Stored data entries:
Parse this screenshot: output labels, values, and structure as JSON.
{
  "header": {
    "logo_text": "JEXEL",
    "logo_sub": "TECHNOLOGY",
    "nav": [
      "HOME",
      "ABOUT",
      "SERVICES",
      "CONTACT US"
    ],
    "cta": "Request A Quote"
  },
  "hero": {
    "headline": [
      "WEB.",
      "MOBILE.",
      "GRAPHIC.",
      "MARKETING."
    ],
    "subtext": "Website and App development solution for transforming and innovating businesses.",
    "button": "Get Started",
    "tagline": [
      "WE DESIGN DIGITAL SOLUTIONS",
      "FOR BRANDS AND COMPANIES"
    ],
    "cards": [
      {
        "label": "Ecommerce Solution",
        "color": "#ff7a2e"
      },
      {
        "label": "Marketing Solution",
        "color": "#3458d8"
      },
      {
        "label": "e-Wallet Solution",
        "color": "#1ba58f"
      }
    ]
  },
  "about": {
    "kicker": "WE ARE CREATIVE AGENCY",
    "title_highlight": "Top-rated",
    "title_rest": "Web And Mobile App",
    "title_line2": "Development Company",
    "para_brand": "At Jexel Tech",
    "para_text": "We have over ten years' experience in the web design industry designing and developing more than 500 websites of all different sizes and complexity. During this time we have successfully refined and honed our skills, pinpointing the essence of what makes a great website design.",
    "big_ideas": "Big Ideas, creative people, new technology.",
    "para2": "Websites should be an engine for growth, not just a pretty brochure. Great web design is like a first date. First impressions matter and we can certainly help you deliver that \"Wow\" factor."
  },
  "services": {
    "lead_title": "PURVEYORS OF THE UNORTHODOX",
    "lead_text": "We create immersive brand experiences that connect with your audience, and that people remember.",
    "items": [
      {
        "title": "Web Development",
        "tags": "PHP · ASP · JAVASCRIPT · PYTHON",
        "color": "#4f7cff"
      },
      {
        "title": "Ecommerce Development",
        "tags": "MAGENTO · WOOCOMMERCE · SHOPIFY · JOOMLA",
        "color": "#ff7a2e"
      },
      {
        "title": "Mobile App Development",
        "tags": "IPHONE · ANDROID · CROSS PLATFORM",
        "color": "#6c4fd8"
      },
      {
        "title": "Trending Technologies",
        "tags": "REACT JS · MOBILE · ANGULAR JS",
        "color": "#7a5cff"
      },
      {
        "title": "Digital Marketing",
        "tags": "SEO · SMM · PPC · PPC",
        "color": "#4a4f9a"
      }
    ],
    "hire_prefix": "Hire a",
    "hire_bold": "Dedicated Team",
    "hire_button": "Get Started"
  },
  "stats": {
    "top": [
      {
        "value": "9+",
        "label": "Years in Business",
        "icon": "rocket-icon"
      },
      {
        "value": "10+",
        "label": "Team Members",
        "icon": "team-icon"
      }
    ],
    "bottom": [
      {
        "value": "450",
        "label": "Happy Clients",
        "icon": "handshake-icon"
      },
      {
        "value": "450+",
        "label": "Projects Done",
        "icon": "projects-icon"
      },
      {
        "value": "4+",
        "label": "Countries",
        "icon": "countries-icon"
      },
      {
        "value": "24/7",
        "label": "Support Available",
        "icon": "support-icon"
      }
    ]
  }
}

## Task goal
Copy every record above exactly as it appears.

## Final result
Parse this screenshot: output labels, values, and structure as JSON.
{
  "header": {
    "logo_text": "JEXEL",
    "logo_sub": "TECHNOLOGY",
    "nav": [
      "HOME",
      "ABOUT",
      "SERVICES",
      "CONTACT US"
    ],
    "cta": "Request A Quote"
  },
  "hero": {
    "headline": [
      "WEB.",
      "MOBILE.",
      "GRAPHIC.",
      "MARKETING."
    ],
    "subtext": "Website and App development solution for transforming and innovating businesses.",
    "button": "Get Started",
    "tagline": [
      "WE DESIGN DIGITAL SOLUTIONS",
      "FOR BRANDS AND COMPANIES"
    ],
    "cards": [
      {
        "label": "Ecommerce Solution",
        "color": "#ff7a2e"
      },
      {
        "label": "Marketing Solution",
        "color": "#3458d8"
      },
      {
        "label": "e-Wallet Solution",
        "color": "#1ba58f"
      }
    ]
  },
  "about": {
    "kicker": "WE ARE CREATIVE AGENCY",
    "title_highlight": "Top-rated",
    "title_rest": "Web And Mobile App",
    "title_line2": "Development Company",
    "para_brand": "At Jexel Tech",
    "para_text": "We have over ten years' experience in the web design industry designing and developing more than 500 websites of all different sizes and complexity. During this time we have successfully refined and honed our skills, pinpointing the essence of what makes a great website design.",
    "big_ideas": "Big Ideas, creative people, new technology.",
    "para2": "Websites should be an engine for growth, not just a pretty brochure. Great web design is like a first date. First impressions matter and we can certainly help you deliver that \"Wow\" factor."
  },
  "services": {
    "lead_title": "PURVEYORS OF THE UNORTHODOX",
    "lead_text": "We create immersive brand experiences that connect with your audience, and that people remember.",
    "items": [
      {
        "title": "Web Development",
        "tags": "PHP · ASP · JAVASCRIPT · PYTHON",
        "color": "#4f7cff"
      },
      {
        "title": "Ecommerce Development",
        "tags": "MAGENTO · WOOCOMMERCE · SHOPIFY · JOOMLA",
        "color": "#ff7a2e"
      },
      {
        "title": "Mobile App Development",
        "tags": "IPHONE · ANDROID · CROSS PLATFORM",
        "color": "#6c4fd8"
      },
      {
        "title": "Trending Technologies",
        "tags": "REACT JS · MOBILE · ANGULAR JS",
        "color": "#7a5cff"
      },
      {
        "title": "Digital Marketing",
        "tags": "SEO · SMM · PPC · PPC",
        "color": "#4a4f9a"
      }
    ],
    "hire_prefix": "Hire a",
    "hire_bold": "Dedicated Team",
    "hire_button": "Get Started"
  },
  "stats": {
    "top": [
      {
        "value": "9+",
        "label": "Years in Business",
        "icon": "rocket-icon"
      },
      {
        "value": "10+",
        "label": "Team Members",
        "icon": "team-icon"
      }
    ],
    "bottom": [
      {
        "value": "450",
        "label": "Happy Clients",
        "icon": "handshake-icon"
      },
      {
        "value": "450+",
        "label": "Projects Done",
        "icon": "projects-icon"
      },
      {
        "value": "4+",
        "label": "Countries",
        "icon": "countries-icon"
      },
      {
        "value": "24/7",
        "label": "Support Available",
        "icon": "support-icon"
      }
    ]
  }
}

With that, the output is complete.